- [EXERCISE]:
Will you write out the data exactly, excluding every picture?

- [DATA LINES]:
# # # #
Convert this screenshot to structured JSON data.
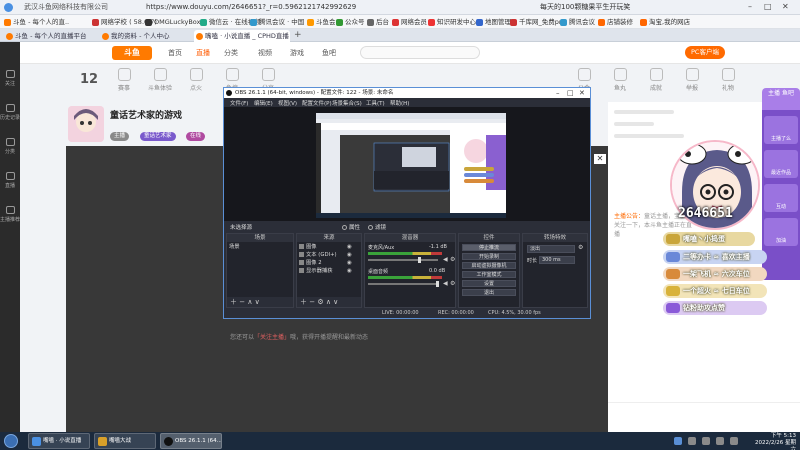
{
  "browser": {
    "url": "https://www.douyu.com/2646651?_r=0.5962121742992629",
    "url_prefix": "武汉斗鱼网络科技有限公司",
    "status_text": "每天的100颗糖果平生开玩笑",
    "search_hint": "搜索"
  },
  "bookmarks": [
    "斗鱼 - 每个人的直..",
    "网络学校 ( 58.0.7)",
    "OMGLuckyBox!",
    "微信云 · 在线视频",
    "腾讯会议 · 中国",
    "斗鱼会",
    "公众号",
    "后台",
    "网络会员",
    "知识研发中心",
    "地图管理",
    "千库网_免费png",
    "腾讯会议",
    "店铺装修",
    "淘宝,我的网店"
  ],
  "tabs": [
    {
      "label": "斗鱼 - 每个人的直播平台"
    },
    {
      "label": "我的资料 - 个人中心"
    },
    {
      "label": "嘴嗑 · 小说直播 _ CPHD直播"
    }
  ],
  "left_rail": [
    "关注",
    "历史记录",
    "分类",
    "直播",
    "主播推荐"
  ],
  "site": {
    "logo": "斗鱼",
    "nav": [
      "首页",
      "直播",
      "分类",
      "视频",
      "游戏",
      "鱼吧"
    ],
    "sub_stats": [
      "赛事",
      "斗鱼体验",
      "点火",
      "鱼塘",
      "分享",
      "公会",
      "鱼丸",
      "成就",
      "举报",
      "礼物"
    ],
    "big_number": "12",
    "pc_button": "PC客户端"
  },
  "streamer": {
    "title": "童话艺术家的游戏",
    "tags": [
      "主播",
      "童话艺术家",
      "在线"
    ]
  },
  "below_player": {
    "prefix": "您还可以",
    "link": "「关注主播」",
    "suffix": "哦，获得开播提醒和最新动态"
  },
  "right_panel": {
    "notice_label": "主播公告：",
    "notice_text": "童话主播，宝宝们关注一下，本斗鱼主播正在直播"
  },
  "obs": {
    "title": "OBS 26.1.1 (64-bit, windows) - 配置文件: 122 - 场景: 未命名",
    "menu": [
      "文件(F)",
      "编辑(E)",
      "视图(V)",
      "配置文件(P)",
      "场景集合(S)",
      "工具(T)",
      "帮助(H)"
    ],
    "source_bar_label": "未选择源",
    "source_bar_buttons": [
      "属性",
      "滤镜"
    ],
    "docks": {
      "scenes": {
        "header": "场景",
        "items": [
          "场景"
        ]
      },
      "sources": {
        "header": "来源",
        "items": [
          "图像",
          "文本 (GDI+)",
          "图像 2",
          "显示器捕获"
        ]
      },
      "mixer": {
        "header": "混音器",
        "channels": [
          {
            "name": "麦克风/Aux",
            "db": "-1.1 dB"
          },
          {
            "name": "桌面音频",
            "db": "0.0 dB"
          }
        ]
      },
      "transitions": {
        "header": "转场特效",
        "type": "淡出",
        "duration_label": "时长",
        "duration": "300 ms"
      },
      "controls": {
        "header": "控件",
        "buttons": [
          "停止推流",
          "开始录制",
          "启动虚拟摄像机",
          "工作室模式",
          "设置",
          "退出"
        ]
      }
    },
    "status": {
      "live": "LIVE: 00:00:00",
      "rec": "REC: 00:00:00",
      "cpu": "CPU: 4.5%, 30.00 fps"
    }
  },
  "overlay": {
    "streamer_id": "2646651",
    "rows": [
      {
        "text": "嘴嗑丶小捣蛋",
        "color": "#c9a53a"
      },
      {
        "text": "二等办卡 ≈ 喜欢主播",
        "color": "#6a88d8"
      },
      {
        "text": "一架飞机 ≈ 六次车位",
        "color": "#d88a3a"
      },
      {
        "text": "一个超火 ≈ 七日车位",
        "color": "#d8b23a"
      },
      {
        "text": "钻粉助攻点赞",
        "color": "#8a5ad8"
      }
    ]
  },
  "right_strip": {
    "header": "主播 鱼吧",
    "items": [
      "主播了么",
      "最近作品",
      "互动",
      "加油"
    ]
  },
  "taskbar": {
    "apps": [
      "嘴嗑 · 小说直播",
      "嘴嗑大战",
      "OBS 26.1.1 (64..."
    ],
    "time": "下午 5:13",
    "date": "2022/2/26 星期六"
  }
}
# # # #
- [WRITTEN REPLY]:
Convert this screenshot to structured JSON data.
{
  "browser": {
    "url": "https://www.douyu.com/2646651?_r=0.5962121742992629",
    "url_prefix": "武汉斗鱼网络科技有限公司",
    "status_text": "每天的100颗糖果平生开玩笑",
    "search_hint": "搜索"
  },
  "bookmarks": [
    "斗鱼 - 每个人的直..",
    "网络学校 ( 58.0.7)",
    "OMGLuckyBox!",
    "微信云 · 在线视频",
    "腾讯会议 · 中国",
    "斗鱼会",
    "公众号",
    "后台",
    "网络会员",
    "知识研发中心",
    "地图管理",
    "千库网_免费png",
    "腾讯会议",
    "店铺装修",
    "淘宝,我的网店"
  ],
  "tabs": [
    {
      "label": "斗鱼 - 每个人的直播平台"
    },
    {
      "label": "我的资料 - 个人中心"
    },
    {
      "label": "嘴嗑 · 小说直播 _ CPHD直播"
    }
  ],
  "left_rail": [
    "关注",
    "历史记录",
    "分类",
    "直播",
    "主播推荐"
  ],
  "site": {
    "logo": "斗鱼",
    "nav": [
      "首页",
      "直播",
      "分类",
      "视频",
      "游戏",
      "鱼吧"
    ],
    "sub_stats": [
      "赛事",
      "斗鱼体验",
      "点火",
      "鱼塘",
      "分享",
      "公会",
      "鱼丸",
      "成就",
      "举报",
      "礼物"
    ],
    "big_number": "12",
    "pc_button": "PC客户端"
  },
  "streamer": {
    "title": "童话艺术家的游戏",
    "tags": [
      "主播",
      "童话艺术家",
      "在线"
    ]
  },
  "below_player": {
    "prefix": "您还可以",
    "link": "「关注主播」",
    "suffix": "哦，获得开播提醒和最新动态"
  },
  "right_panel": {
    "notice_label": "主播公告：",
    "notice_text": "童话主播，宝宝们关注一下，本斗鱼主播正在直播"
  },
  "obs": {
    "title": "OBS 26.1.1 (64-bit, windows) - 配置文件: 122 - 场景: 未命名",
    "menu": [
      "文件(F)",
      "编辑(E)",
      "视图(V)",
      "配置文件(P)",
      "场景集合(S)",
      "工具(T)",
      "帮助(H)"
    ],
    "source_bar_label": "未选择源",
    "source_bar_buttons": [
      "属性",
      "滤镜"
    ],
    "docks": {
      "scenes": {
        "header": "场景",
        "items": [
          "场景"
        ]
      },
      "sources": {
        "header": "来源",
        "items": [
          "图像",
          "文本 (GDI+)",
          "图像 2",
          "显示器捕获"
        ]
      },
      "mixer": {
        "header": "混音器",
        "channels": [
          {
            "name": "麦克风/Aux",
            "db": "-1.1 dB"
          },
          {
            "name": "桌面音频",
            "db": "0.0 dB"
          }
        ]
      },
      "transitions": {
        "header": "转场特效",
        "type": "淡出",
        "duration_label": "时长",
        "duration": "300 ms"
      },
      "controls": {
        "header": "控件",
        "buttons": [
          "停止推流",
          "开始录制",
          "启动虚拟摄像机",
          "工作室模式",
          "设置",
          "退出"
        ]
      }
    },
    "status": {
      "live": "LIVE: 00:00:00",
      "rec": "REC: 00:00:00",
      "cpu": "CPU: 4.5%, 30.00 fps"
    }
  },
  "overlay": {
    "streamer_id": "2646651",
    "rows": [
      {
        "text": "嘴嗑丶小捣蛋",
        "color": "#c9a53a"
      },
      {
        "text": "二等办卡 ≈ 喜欢主播",
        "color": "#6a88d8"
      },
      {
        "text": "一架飞机 ≈ 六次车位",
        "color": "#d88a3a"
      },
      {
        "text": "一个超火 ≈ 七日车位",
        "color": "#d8b23a"
      },
      {
        "text": "钻粉助攻点赞",
        "color": "#8a5ad8"
      }
    ]
  },
  "right_strip": {
    "header": "主播 鱼吧",
    "items": [
      "主播了么",
      "最近作品",
      "互动",
      "加油"
    ]
  },
  "taskbar": {
    "apps": [
      "嘴嗑 · 小说直播",
      "嘴嗑大战",
      "OBS 26.1.1 (64..."
    ],
    "time": "下午 5:13",
    "date": "2022/2/26 星期六"
  }
}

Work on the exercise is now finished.